Records from a data source:
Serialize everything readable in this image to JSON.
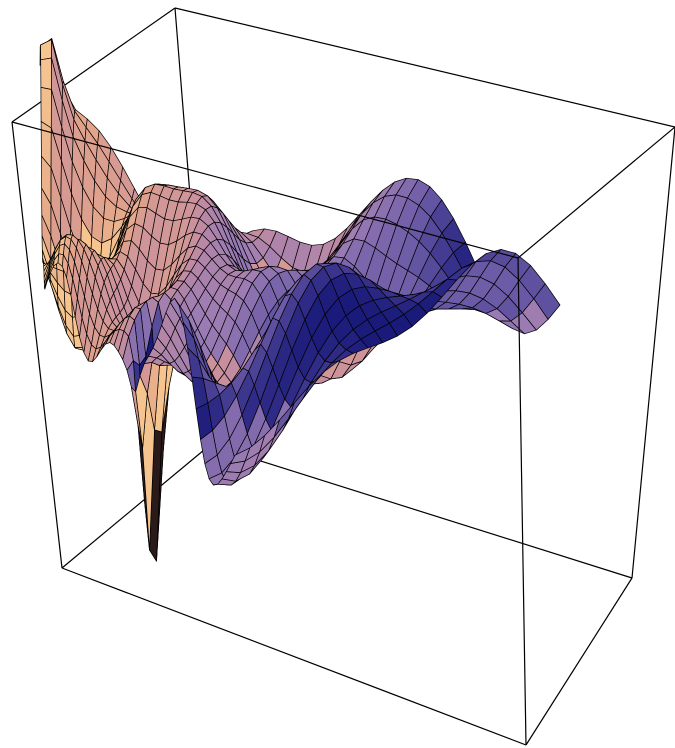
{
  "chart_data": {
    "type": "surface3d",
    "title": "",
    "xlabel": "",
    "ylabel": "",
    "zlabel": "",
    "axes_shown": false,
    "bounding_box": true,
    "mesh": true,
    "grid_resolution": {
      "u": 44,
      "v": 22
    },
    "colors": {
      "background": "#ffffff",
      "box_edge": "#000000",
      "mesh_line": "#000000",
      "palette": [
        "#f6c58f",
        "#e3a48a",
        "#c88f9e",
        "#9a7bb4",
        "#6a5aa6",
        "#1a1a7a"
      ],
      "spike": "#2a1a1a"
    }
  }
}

■ Stated goal ■
Repeat the records word for word. Any picture in them should be left out.

■ Task result ■
Serialize everything readable in this image to JSON.
{
  "chart_data": {
    "type": "surface3d",
    "title": "",
    "xlabel": "",
    "ylabel": "",
    "zlabel": "",
    "axes_shown": false,
    "bounding_box": true,
    "mesh": true,
    "grid_resolution": {
      "u": 44,
      "v": 22
    },
    "colors": {
      "background": "#ffffff",
      "box_edge": "#000000",
      "mesh_line": "#000000",
      "palette": [
        "#f6c58f",
        "#e3a48a",
        "#c88f9e",
        "#9a7bb4",
        "#6a5aa6",
        "#1a1a7a"
      ],
      "spike": "#2a1a1a"
    }
  }
}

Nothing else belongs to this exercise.